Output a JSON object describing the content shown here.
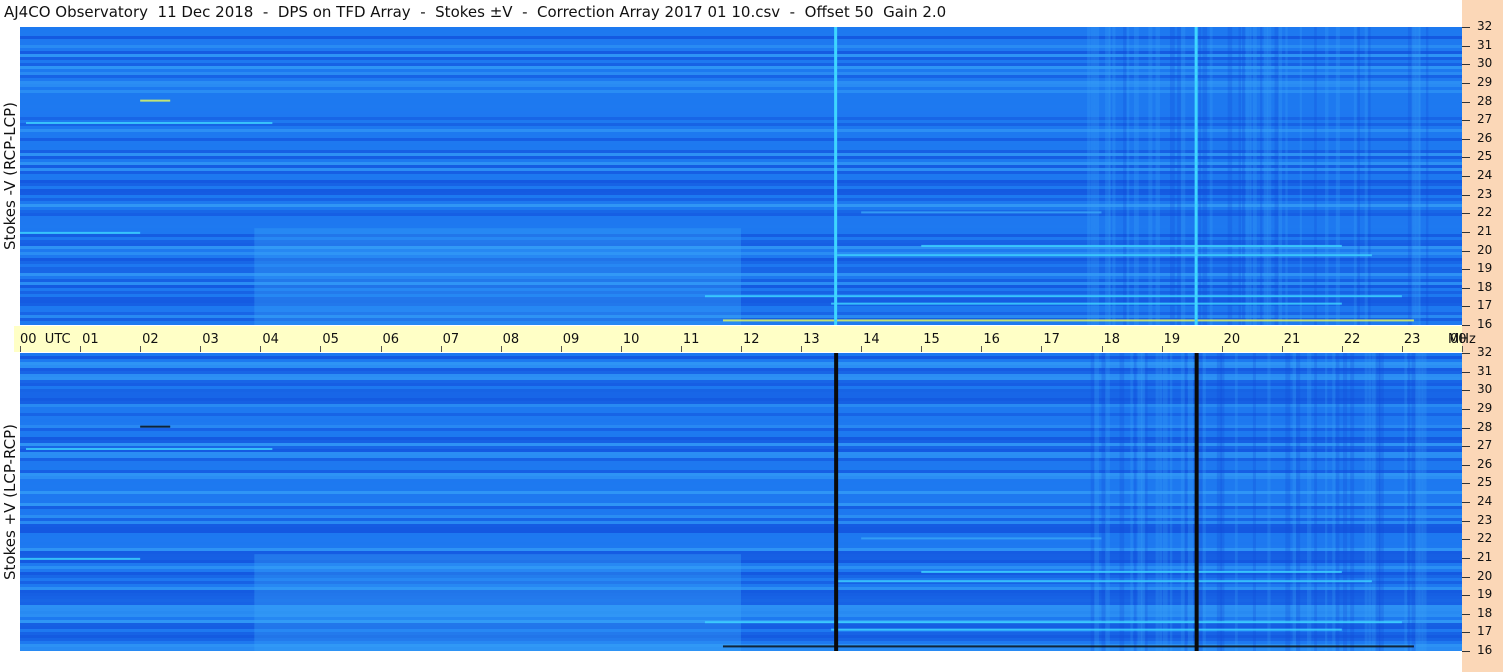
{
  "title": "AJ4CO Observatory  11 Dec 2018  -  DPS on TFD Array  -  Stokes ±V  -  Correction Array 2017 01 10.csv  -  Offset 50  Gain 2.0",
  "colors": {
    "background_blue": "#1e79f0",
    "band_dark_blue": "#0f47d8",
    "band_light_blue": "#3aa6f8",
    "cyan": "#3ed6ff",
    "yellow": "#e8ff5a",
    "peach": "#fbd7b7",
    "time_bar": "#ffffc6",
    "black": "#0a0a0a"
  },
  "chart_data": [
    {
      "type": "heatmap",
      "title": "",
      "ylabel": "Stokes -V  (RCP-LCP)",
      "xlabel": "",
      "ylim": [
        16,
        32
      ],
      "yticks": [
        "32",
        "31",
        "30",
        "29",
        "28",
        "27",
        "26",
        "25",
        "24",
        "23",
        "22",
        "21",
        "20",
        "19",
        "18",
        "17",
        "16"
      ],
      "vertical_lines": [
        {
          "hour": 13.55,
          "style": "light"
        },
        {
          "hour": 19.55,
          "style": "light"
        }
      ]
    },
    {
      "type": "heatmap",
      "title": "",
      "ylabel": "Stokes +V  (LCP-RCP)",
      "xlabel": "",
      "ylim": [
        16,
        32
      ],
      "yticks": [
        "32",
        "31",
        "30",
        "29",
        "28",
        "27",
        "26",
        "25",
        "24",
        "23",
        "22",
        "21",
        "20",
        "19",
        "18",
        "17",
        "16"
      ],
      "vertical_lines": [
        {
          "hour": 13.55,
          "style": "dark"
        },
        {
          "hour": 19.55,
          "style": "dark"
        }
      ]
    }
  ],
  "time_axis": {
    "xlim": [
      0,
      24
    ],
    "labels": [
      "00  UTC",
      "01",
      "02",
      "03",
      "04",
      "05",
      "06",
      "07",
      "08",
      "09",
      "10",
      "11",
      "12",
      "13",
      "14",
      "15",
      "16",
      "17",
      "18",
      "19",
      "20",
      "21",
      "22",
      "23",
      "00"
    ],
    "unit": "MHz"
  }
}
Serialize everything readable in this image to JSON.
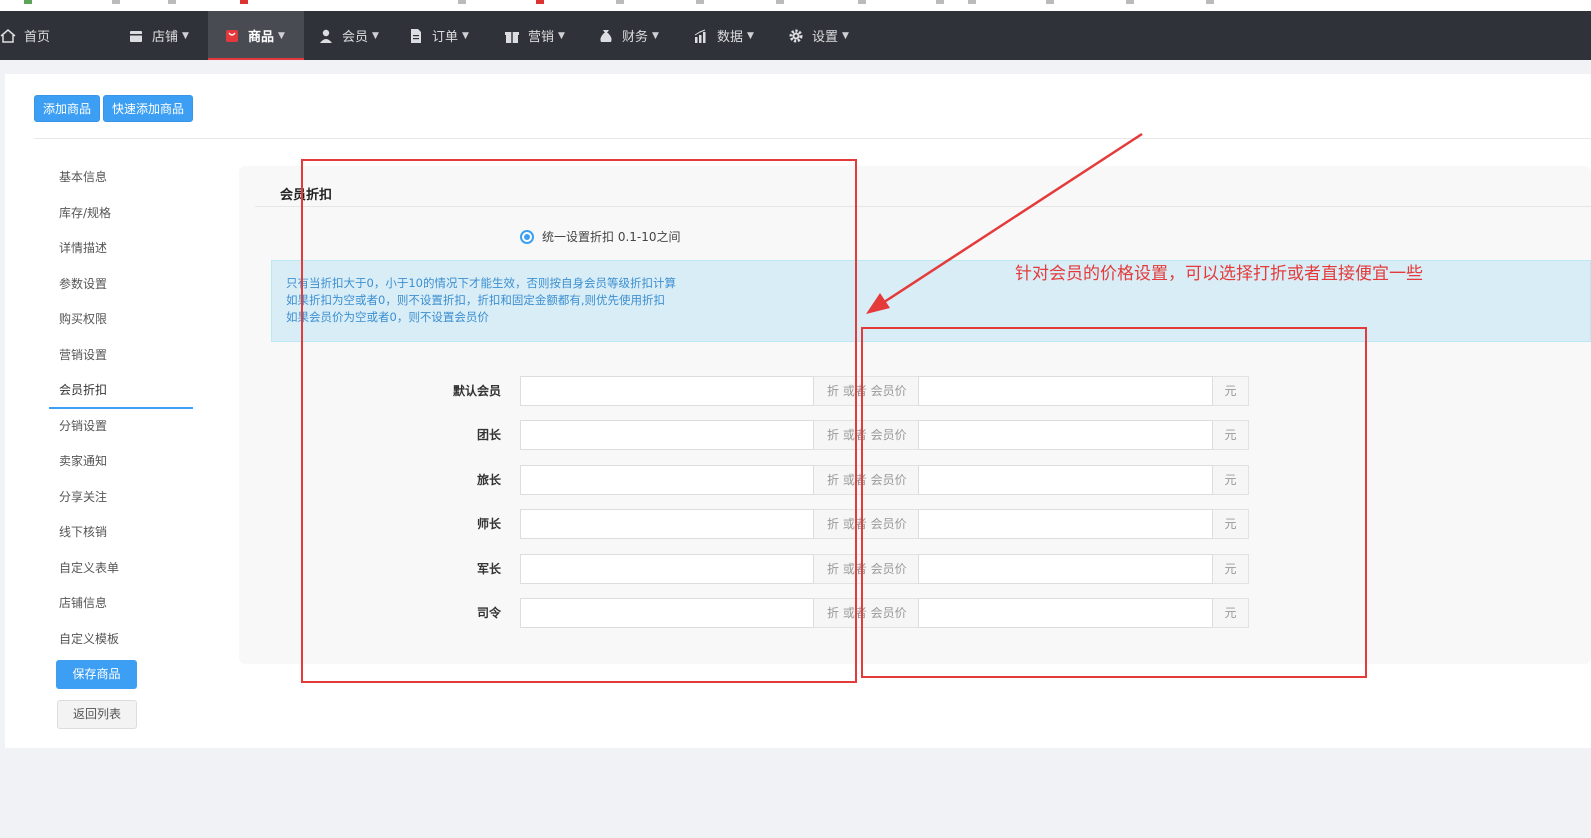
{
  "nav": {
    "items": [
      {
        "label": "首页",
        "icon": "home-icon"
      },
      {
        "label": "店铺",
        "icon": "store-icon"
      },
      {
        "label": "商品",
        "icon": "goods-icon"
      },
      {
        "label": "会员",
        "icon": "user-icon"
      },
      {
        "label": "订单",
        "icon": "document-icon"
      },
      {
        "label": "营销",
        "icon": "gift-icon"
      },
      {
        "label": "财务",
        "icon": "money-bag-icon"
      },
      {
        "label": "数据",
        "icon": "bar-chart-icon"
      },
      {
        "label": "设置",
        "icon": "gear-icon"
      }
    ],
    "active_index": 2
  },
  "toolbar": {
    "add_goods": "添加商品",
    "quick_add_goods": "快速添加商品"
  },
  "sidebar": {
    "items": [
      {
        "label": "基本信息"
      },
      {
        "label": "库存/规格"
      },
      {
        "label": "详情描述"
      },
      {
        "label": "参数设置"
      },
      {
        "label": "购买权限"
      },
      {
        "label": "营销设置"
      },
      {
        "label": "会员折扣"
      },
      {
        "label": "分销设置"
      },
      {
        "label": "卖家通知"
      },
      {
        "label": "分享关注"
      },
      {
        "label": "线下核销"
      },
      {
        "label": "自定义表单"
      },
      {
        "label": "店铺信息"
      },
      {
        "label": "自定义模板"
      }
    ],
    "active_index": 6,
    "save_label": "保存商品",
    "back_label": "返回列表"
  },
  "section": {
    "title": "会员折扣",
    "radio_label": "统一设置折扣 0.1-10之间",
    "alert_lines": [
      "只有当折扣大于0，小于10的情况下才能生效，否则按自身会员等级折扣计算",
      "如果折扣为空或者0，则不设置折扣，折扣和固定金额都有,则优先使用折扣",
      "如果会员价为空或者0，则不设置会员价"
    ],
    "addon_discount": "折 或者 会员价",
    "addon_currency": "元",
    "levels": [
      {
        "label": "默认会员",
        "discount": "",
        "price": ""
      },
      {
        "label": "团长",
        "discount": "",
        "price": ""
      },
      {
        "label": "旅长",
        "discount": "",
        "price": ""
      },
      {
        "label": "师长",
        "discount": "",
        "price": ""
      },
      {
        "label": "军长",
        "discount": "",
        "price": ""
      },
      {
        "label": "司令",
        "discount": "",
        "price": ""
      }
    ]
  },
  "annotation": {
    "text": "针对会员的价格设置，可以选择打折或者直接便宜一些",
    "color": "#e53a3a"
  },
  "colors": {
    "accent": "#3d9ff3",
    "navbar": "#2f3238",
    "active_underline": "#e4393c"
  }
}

* * *

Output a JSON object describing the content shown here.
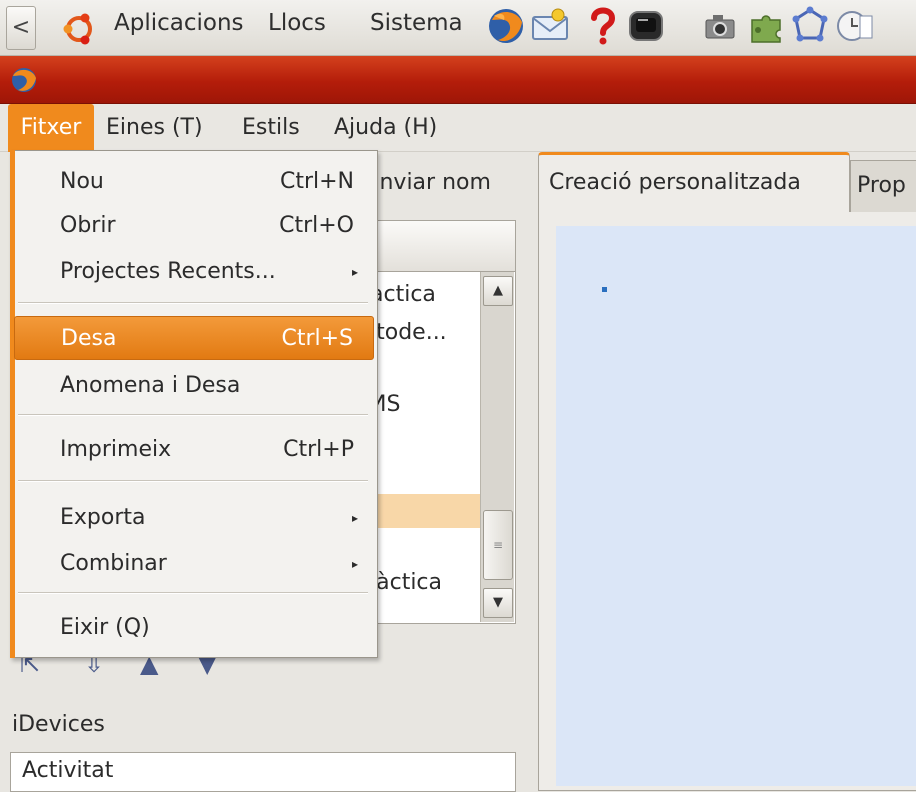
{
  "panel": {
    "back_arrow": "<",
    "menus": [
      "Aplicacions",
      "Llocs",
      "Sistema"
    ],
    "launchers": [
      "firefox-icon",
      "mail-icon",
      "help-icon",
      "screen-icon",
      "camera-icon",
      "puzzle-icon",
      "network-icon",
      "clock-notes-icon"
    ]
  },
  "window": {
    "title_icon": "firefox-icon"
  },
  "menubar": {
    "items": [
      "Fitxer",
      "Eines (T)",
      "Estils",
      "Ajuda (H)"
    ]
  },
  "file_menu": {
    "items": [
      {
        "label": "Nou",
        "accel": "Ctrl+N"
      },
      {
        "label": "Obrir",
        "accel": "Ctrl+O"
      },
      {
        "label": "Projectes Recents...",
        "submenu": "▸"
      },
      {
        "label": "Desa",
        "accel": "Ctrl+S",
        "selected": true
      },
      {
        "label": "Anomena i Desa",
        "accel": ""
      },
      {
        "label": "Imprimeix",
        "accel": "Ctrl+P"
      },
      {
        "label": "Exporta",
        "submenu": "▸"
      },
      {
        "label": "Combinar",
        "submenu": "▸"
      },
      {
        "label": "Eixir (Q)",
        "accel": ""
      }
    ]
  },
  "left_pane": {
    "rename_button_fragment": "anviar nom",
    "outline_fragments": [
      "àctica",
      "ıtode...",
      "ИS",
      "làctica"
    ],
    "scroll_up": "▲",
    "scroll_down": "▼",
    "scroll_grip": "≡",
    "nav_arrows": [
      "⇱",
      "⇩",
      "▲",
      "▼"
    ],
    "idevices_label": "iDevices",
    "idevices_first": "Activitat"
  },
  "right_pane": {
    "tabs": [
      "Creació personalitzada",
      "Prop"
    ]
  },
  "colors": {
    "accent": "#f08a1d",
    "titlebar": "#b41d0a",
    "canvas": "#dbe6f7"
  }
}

= Exercise description =
Copy all lines from the data that hold the word "Stokes".

= Response =
  "title": "AJ4CO Observatory  11 Dec 2018  -  DPS on TFD Array  -  Stokes ±V  -  Correction Array 2017 01 10.csv  -  Offset 50  Gain 2.0",
      "ylabel": "Stokes -V  (RCP-LCP)",
      "ylabel": "Stokes +V  (LCP-RCP)",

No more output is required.